• _GIVEN TASK_: Every record must be transcribed in its entirety, apart from the images, which are to be omitted.

• _TASK MATERIAL_:
## Begin
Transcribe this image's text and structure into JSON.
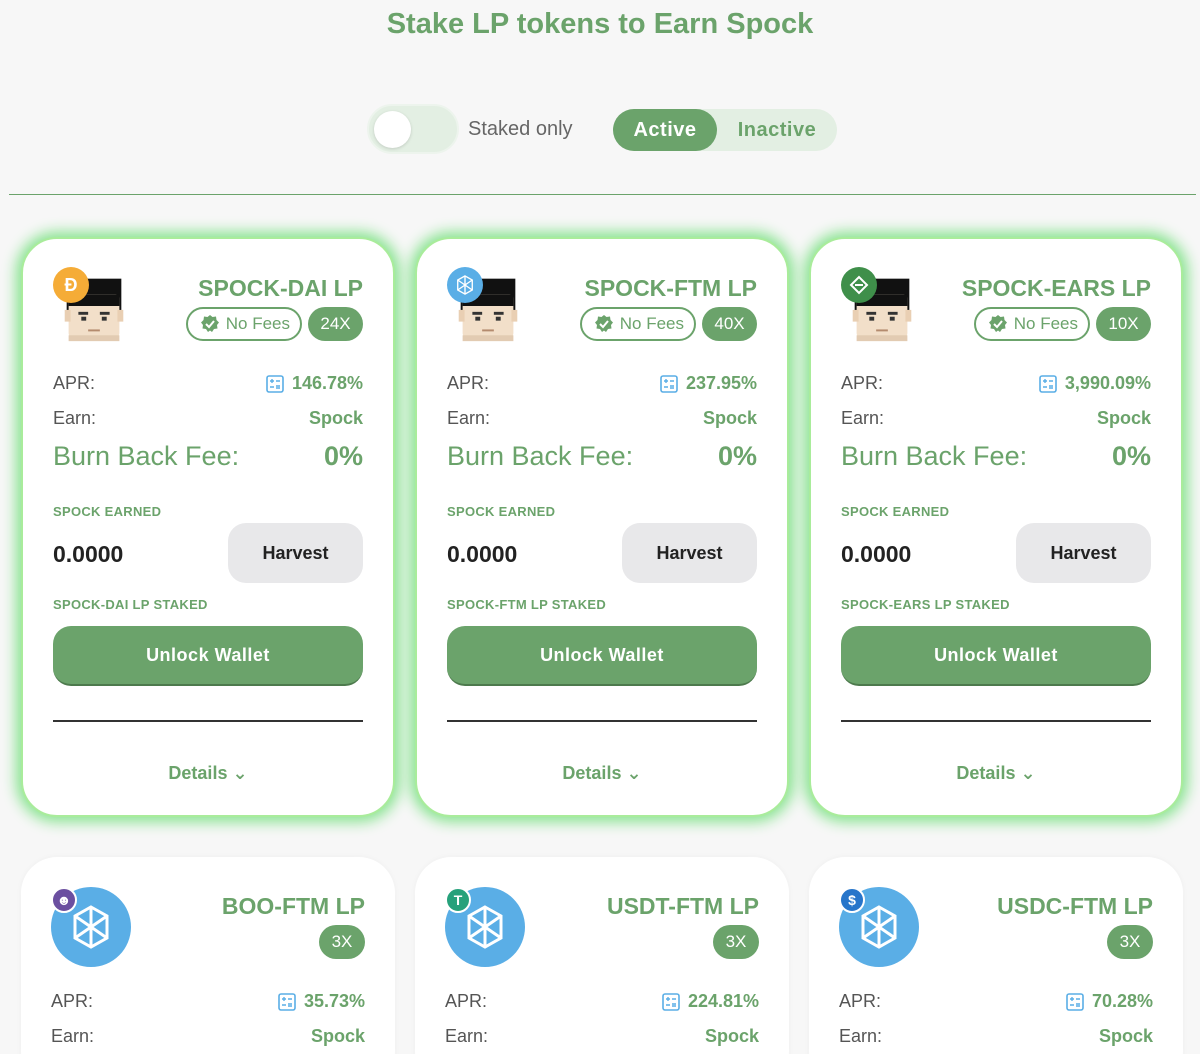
{
  "header": {
    "title": "Stake LP tokens to Earn Spock"
  },
  "filters": {
    "staked_only_label": "Staked only",
    "active_label": "Active",
    "inactive_label": "Inactive"
  },
  "labels": {
    "apr": "APR:",
    "earn": "Earn:",
    "burn_back_fee": "Burn Back Fee:",
    "spock_earned": "SPOCK EARNED",
    "harvest": "Harvest",
    "unlock_wallet": "Unlock Wallet",
    "details": "Details",
    "no_fees": "No Fees"
  },
  "colors": {
    "accent": "#6ba36b",
    "glow": "#87e38f",
    "fantom_blue": "#5aaee6"
  },
  "farms": [
    {
      "title": "SPOCK-DAI LP",
      "multiplier": "24X",
      "apr": "146.78%",
      "earn": "Spock",
      "burn_fee": "0%",
      "earned": "0.0000",
      "staked_label": "SPOCK-DAI LP STAKED",
      "token_icon": "dai-icon",
      "token_color": "#f5ac37"
    },
    {
      "title": "SPOCK-FTM LP",
      "multiplier": "40X",
      "apr": "237.95%",
      "earn": "Spock",
      "burn_fee": "0%",
      "earned": "0.0000",
      "staked_label": "SPOCK-FTM LP STAKED",
      "token_icon": "fantom-icon",
      "token_color": "#5aaee6"
    },
    {
      "title": "SPOCK-EARS LP",
      "multiplier": "10X",
      "apr": "3,990.09%",
      "earn": "Spock",
      "burn_fee": "0%",
      "earned": "0.0000",
      "staked_label": "SPOCK-EARS LP STAKED",
      "token_icon": "ears-icon",
      "token_color": "#3f8f4a"
    },
    {
      "title": "BOO-FTM LP",
      "multiplier": "3X",
      "apr": "35.73%",
      "earn": "Spock",
      "token_icon": "boo-icon",
      "token_color": "#6b4fa0"
    },
    {
      "title": "USDT-FTM LP",
      "multiplier": "3X",
      "apr": "224.81%",
      "earn": "Spock",
      "token_icon": "usdt-icon",
      "token_color": "#26a17b"
    },
    {
      "title": "USDC-FTM LP",
      "multiplier": "3X",
      "apr": "70.28%",
      "earn": "Spock",
      "token_icon": "usdc-icon",
      "token_color": "#2775ca"
    }
  ]
}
## End
• _ANSWER BELOW_:
Transcribe this image's text and structure into JSON.
{
  "header": {
    "title": "Stake LP tokens to Earn Spock"
  },
  "filters": {
    "staked_only_label": "Staked only",
    "active_label": "Active",
    "inactive_label": "Inactive"
  },
  "labels": {
    "apr": "APR:",
    "earn": "Earn:",
    "burn_back_fee": "Burn Back Fee:",
    "spock_earned": "SPOCK EARNED",
    "harvest": "Harvest",
    "unlock_wallet": "Unlock Wallet",
    "details": "Details",
    "no_fees": "No Fees"
  },
  "colors": {
    "accent": "#6ba36b",
    "glow": "#87e38f",
    "fantom_blue": "#5aaee6"
  },
  "farms": [
    {
      "title": "SPOCK-DAI LP",
      "multiplier": "24X",
      "apr": "146.78%",
      "earn": "Spock",
      "burn_fee": "0%",
      "earned": "0.0000",
      "staked_label": "SPOCK-DAI LP STAKED",
      "token_icon": "dai-icon",
      "token_color": "#f5ac37"
    },
    {
      "title": "SPOCK-FTM LP",
      "multiplier": "40X",
      "apr": "237.95%",
      "earn": "Spock",
      "burn_fee": "0%",
      "earned": "0.0000",
      "staked_label": "SPOCK-FTM LP STAKED",
      "token_icon": "fantom-icon",
      "token_color": "#5aaee6"
    },
    {
      "title": "SPOCK-EARS LP",
      "multiplier": "10X",
      "apr": "3,990.09%",
      "earn": "Spock",
      "burn_fee": "0%",
      "earned": "0.0000",
      "staked_label": "SPOCK-EARS LP STAKED",
      "token_icon": "ears-icon",
      "token_color": "#3f8f4a"
    },
    {
      "title": "BOO-FTM LP",
      "multiplier": "3X",
      "apr": "35.73%",
      "earn": "Spock",
      "token_icon": "boo-icon",
      "token_color": "#6b4fa0"
    },
    {
      "title": "USDT-FTM LP",
      "multiplier": "3X",
      "apr": "224.81%",
      "earn": "Spock",
      "token_icon": "usdt-icon",
      "token_color": "#26a17b"
    },
    {
      "title": "USDC-FTM LP",
      "multiplier": "3X",
      "apr": "70.28%",
      "earn": "Spock",
      "token_icon": "usdc-icon",
      "token_color": "#2775ca"
    }
  ]
}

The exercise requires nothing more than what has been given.